Stored dataset items

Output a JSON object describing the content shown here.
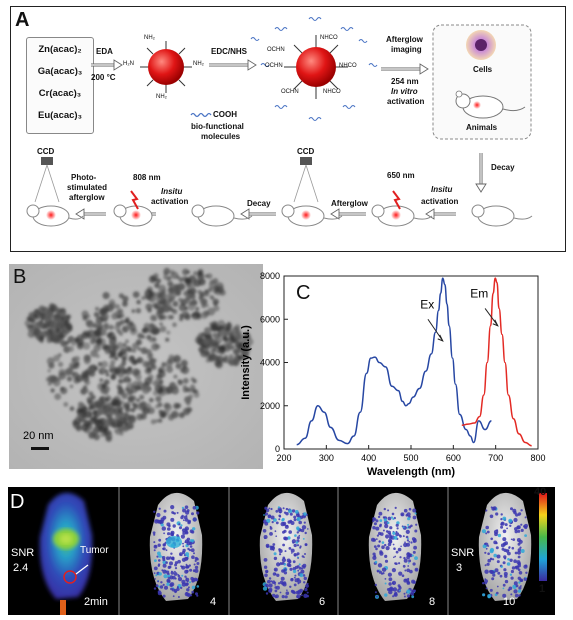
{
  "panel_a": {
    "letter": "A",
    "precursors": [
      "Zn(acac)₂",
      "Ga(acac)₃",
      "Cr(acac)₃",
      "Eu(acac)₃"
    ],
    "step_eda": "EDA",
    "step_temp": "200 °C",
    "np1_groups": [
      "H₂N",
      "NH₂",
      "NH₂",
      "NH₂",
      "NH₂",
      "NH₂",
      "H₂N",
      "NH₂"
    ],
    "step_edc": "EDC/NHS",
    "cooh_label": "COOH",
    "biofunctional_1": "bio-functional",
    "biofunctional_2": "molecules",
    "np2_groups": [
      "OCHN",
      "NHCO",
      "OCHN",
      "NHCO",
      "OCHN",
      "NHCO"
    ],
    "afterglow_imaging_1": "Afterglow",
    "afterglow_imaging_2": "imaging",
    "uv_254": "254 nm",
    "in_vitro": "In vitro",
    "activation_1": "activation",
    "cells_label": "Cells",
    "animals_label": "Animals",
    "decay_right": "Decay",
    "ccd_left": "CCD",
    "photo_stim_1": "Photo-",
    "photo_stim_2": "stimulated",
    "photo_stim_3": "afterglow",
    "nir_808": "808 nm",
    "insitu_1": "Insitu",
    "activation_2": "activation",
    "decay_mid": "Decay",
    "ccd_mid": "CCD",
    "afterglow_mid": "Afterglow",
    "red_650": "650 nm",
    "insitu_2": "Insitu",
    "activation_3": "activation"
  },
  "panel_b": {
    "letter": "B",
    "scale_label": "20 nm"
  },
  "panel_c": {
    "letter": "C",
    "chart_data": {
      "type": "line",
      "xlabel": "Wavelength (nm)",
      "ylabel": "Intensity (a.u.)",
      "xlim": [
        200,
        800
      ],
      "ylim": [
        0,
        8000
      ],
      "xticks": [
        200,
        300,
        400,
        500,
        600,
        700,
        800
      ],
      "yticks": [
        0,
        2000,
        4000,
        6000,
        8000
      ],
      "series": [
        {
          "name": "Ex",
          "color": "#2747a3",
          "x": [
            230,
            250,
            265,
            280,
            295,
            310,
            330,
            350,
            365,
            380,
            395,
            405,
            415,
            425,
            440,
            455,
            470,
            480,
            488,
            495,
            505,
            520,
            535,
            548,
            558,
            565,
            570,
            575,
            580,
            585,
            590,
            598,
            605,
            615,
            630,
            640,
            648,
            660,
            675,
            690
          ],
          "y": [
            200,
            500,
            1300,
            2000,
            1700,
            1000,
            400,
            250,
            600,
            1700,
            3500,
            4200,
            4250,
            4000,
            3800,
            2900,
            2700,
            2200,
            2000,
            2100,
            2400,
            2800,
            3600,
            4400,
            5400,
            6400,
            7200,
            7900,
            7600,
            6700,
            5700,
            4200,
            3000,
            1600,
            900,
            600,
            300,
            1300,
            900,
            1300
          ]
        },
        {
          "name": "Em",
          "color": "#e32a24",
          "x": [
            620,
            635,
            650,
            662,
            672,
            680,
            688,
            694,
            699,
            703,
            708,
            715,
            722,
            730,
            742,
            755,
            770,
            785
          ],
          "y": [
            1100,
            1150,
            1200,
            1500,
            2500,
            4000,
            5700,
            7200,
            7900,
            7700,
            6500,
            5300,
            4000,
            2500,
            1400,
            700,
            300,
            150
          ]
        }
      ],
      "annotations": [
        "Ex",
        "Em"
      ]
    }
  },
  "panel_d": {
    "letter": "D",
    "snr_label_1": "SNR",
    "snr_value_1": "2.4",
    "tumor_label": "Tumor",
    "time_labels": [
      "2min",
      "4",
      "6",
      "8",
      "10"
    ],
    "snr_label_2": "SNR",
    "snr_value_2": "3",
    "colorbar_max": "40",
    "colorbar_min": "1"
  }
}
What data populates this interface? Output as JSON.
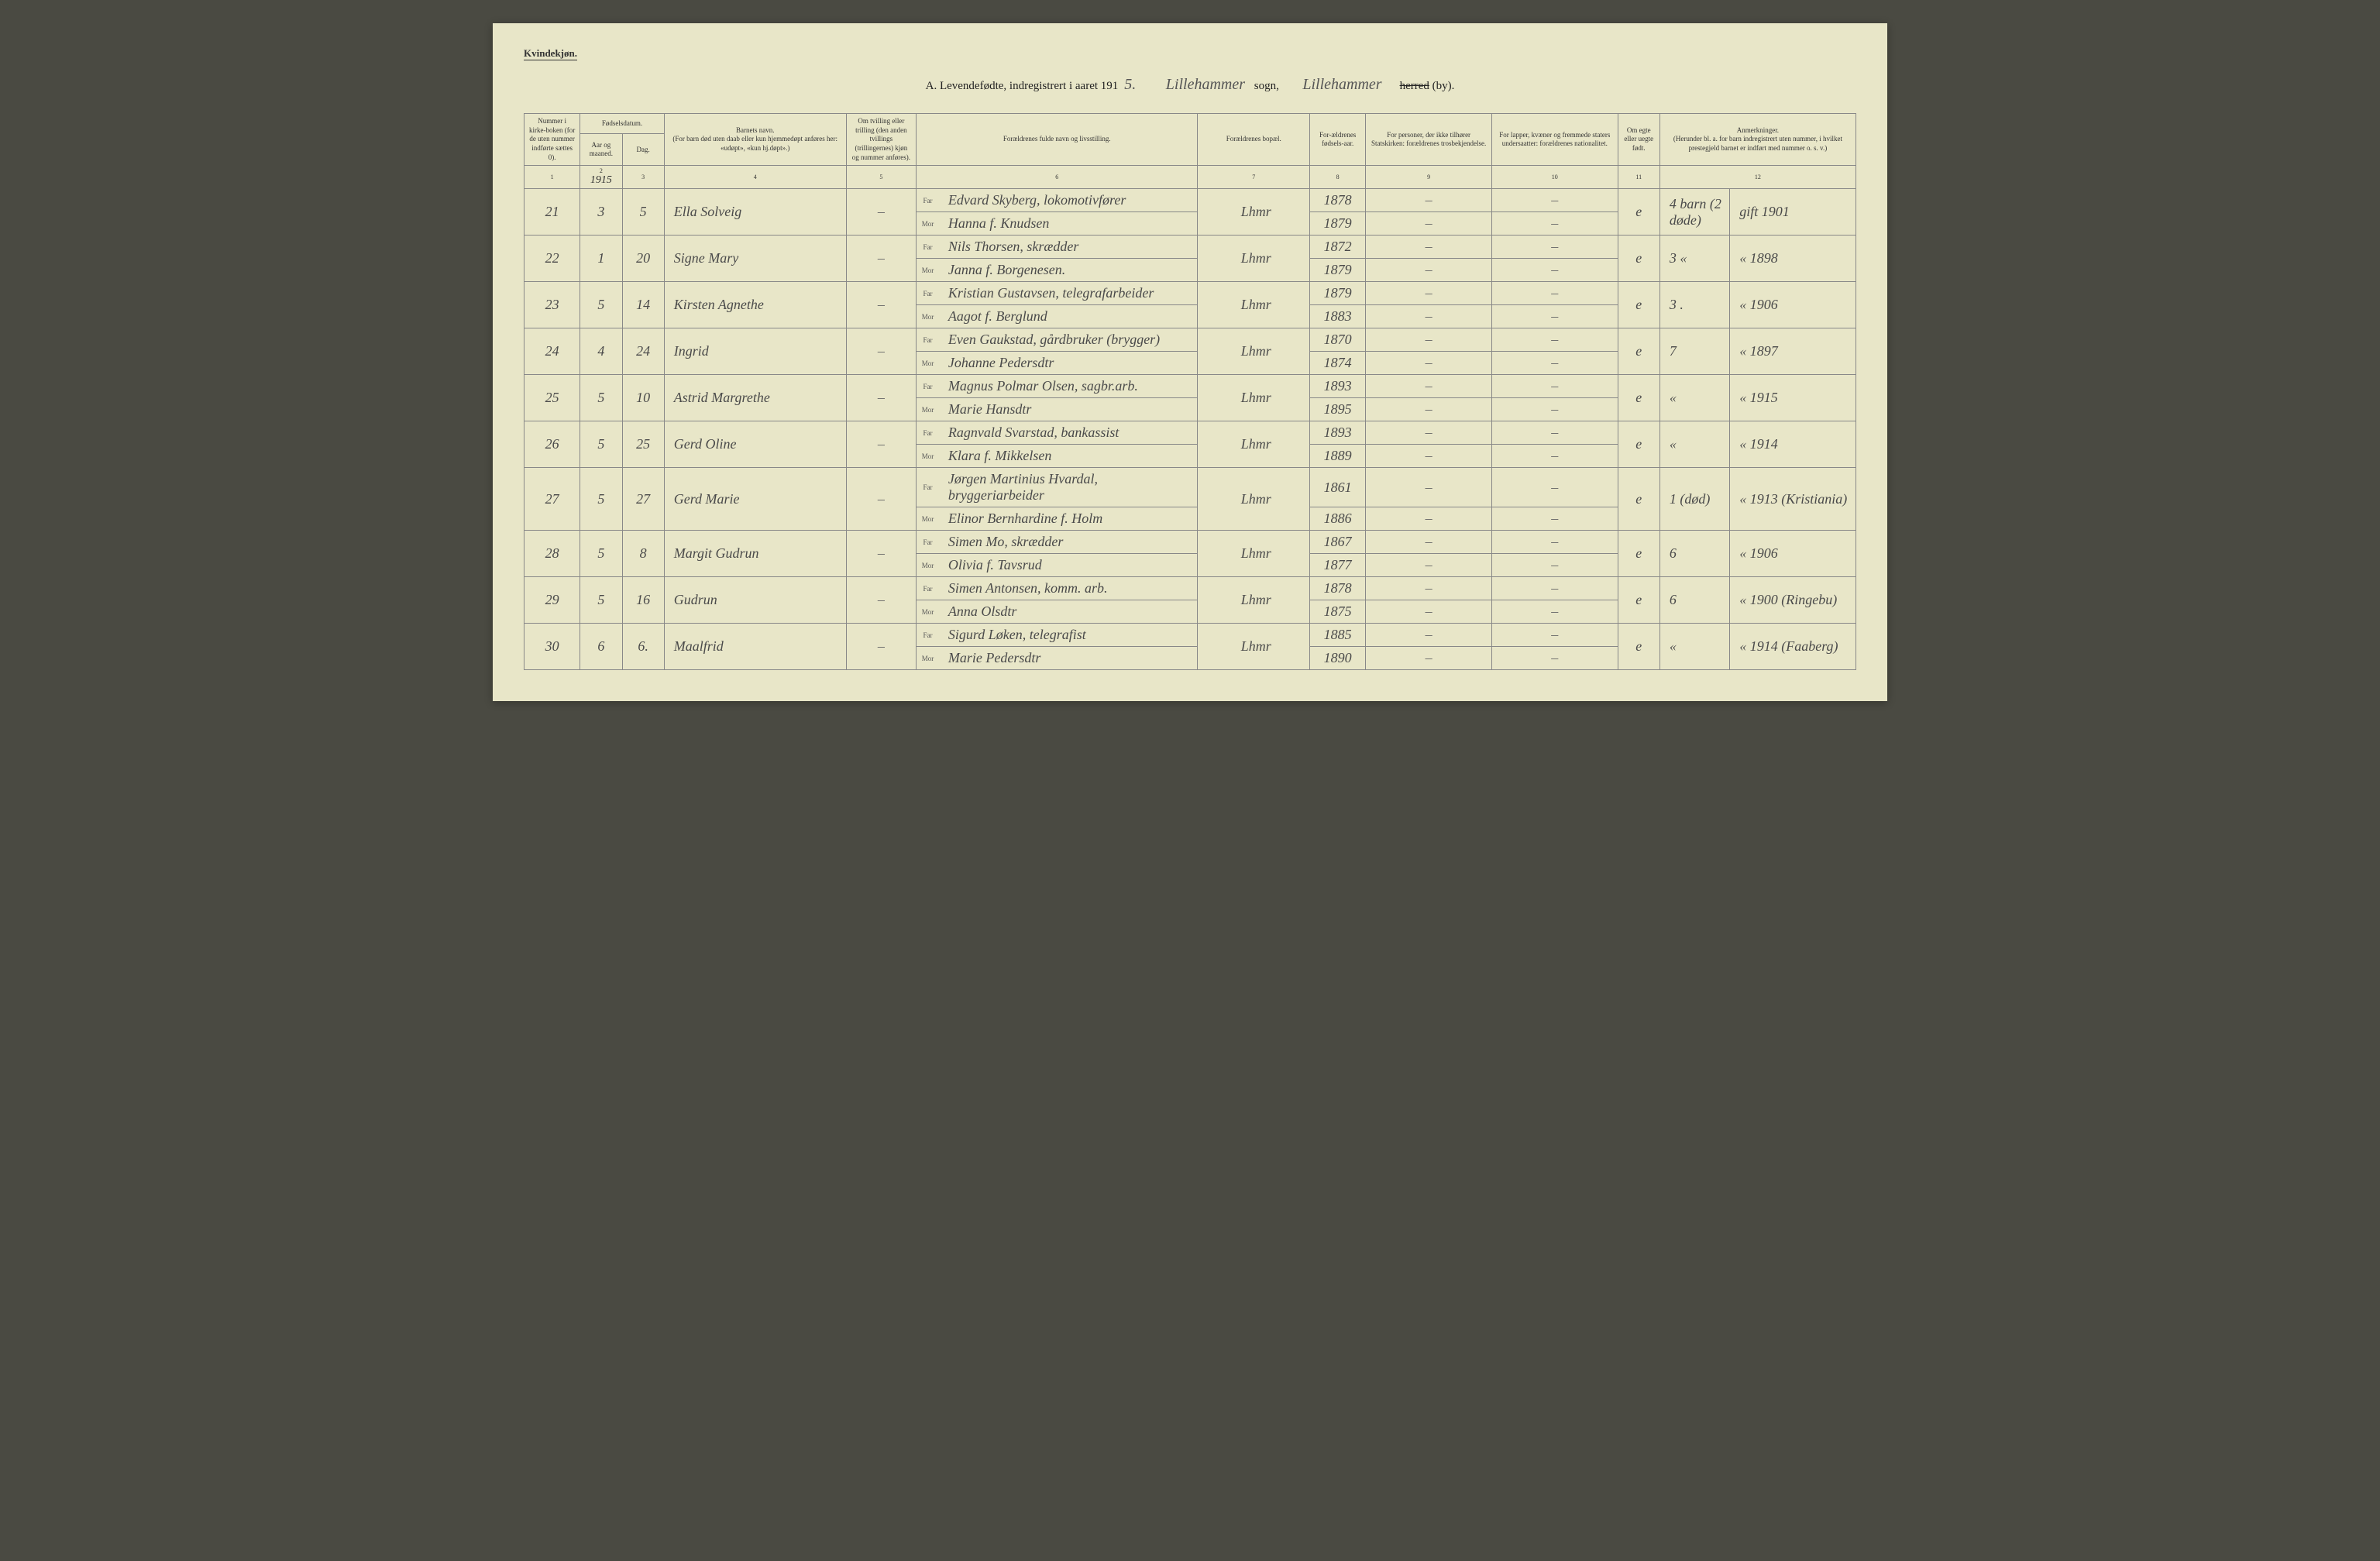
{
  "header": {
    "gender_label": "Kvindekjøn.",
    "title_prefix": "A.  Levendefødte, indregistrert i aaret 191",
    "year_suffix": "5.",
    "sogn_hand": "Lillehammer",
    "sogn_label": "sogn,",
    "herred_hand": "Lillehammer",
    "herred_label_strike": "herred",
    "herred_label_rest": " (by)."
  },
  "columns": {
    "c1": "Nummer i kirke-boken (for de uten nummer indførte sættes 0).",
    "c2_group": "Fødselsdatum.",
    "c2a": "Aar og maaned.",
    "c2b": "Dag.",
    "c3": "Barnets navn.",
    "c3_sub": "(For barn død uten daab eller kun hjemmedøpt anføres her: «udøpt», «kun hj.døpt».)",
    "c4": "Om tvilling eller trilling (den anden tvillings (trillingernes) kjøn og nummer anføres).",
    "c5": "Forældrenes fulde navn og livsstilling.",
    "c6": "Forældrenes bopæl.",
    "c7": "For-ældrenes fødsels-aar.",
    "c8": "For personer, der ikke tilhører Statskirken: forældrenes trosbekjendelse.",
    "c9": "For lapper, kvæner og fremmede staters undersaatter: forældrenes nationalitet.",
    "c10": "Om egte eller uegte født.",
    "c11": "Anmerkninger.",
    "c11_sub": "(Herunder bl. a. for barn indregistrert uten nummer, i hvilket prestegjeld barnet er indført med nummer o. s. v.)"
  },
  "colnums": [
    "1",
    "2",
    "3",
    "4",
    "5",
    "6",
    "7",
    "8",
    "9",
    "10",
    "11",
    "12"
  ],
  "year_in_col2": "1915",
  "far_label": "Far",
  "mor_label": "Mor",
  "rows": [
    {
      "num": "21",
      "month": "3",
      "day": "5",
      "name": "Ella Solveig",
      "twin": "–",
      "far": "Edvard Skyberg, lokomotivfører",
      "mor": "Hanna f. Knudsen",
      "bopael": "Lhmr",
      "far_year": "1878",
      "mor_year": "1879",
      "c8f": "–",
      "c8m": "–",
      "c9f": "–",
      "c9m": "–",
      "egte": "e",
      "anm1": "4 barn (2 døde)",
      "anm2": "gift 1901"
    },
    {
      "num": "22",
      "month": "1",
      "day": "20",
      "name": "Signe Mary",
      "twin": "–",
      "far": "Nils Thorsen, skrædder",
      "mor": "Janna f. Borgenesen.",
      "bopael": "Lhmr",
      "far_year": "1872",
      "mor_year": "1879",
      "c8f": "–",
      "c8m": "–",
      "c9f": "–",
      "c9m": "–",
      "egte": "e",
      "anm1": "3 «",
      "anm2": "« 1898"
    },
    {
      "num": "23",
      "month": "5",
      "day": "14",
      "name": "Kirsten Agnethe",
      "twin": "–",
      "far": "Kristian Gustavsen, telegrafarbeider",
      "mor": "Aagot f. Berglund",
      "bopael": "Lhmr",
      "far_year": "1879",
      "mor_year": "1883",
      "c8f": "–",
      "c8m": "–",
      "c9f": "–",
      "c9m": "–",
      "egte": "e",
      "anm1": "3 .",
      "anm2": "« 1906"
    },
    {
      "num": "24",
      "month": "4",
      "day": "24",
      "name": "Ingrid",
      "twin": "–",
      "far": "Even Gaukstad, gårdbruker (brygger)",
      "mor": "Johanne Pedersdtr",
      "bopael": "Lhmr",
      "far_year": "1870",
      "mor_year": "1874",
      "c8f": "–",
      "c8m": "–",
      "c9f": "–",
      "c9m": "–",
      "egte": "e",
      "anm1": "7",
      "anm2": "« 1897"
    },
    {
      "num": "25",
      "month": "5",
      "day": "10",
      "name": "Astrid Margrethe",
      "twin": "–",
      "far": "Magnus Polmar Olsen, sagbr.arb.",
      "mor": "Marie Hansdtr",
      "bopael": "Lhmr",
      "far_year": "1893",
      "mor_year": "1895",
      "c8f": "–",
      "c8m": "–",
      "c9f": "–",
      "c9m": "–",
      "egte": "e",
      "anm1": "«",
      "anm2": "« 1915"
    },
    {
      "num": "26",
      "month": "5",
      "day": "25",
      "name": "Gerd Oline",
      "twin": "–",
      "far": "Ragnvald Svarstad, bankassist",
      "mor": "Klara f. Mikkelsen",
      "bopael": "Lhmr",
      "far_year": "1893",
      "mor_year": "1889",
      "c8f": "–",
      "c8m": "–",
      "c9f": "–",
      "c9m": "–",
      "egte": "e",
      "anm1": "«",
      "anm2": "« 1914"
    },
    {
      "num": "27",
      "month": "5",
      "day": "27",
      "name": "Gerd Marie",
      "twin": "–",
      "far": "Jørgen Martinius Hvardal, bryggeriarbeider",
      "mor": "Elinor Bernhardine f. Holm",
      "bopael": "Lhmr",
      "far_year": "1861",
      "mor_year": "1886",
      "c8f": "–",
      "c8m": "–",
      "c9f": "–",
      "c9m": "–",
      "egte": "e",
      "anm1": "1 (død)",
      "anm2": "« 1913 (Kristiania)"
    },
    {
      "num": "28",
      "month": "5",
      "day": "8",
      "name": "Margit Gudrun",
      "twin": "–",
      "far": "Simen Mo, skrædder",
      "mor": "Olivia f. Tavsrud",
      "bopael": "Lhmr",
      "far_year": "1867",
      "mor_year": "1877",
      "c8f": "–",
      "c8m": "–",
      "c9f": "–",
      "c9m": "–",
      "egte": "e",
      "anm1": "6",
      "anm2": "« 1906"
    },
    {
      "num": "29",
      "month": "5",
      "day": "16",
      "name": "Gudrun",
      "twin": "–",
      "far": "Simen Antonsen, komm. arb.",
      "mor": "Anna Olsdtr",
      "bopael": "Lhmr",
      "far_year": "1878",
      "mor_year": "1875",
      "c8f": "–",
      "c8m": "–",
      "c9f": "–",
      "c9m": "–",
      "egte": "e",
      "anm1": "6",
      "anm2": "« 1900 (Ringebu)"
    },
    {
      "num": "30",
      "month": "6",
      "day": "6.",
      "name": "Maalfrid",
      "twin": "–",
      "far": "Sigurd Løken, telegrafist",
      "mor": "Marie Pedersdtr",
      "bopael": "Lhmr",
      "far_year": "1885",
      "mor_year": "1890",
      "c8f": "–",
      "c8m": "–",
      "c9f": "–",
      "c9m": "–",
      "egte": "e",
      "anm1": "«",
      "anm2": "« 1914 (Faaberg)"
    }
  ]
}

→ AIM OF THE TASK: Copy out every line of the data where the word "Output" occurs.

→ ANSWER TO THIS PROBLEM:
Output a JSON object describing the content shown here.
What data populates this interface? Output as JSON.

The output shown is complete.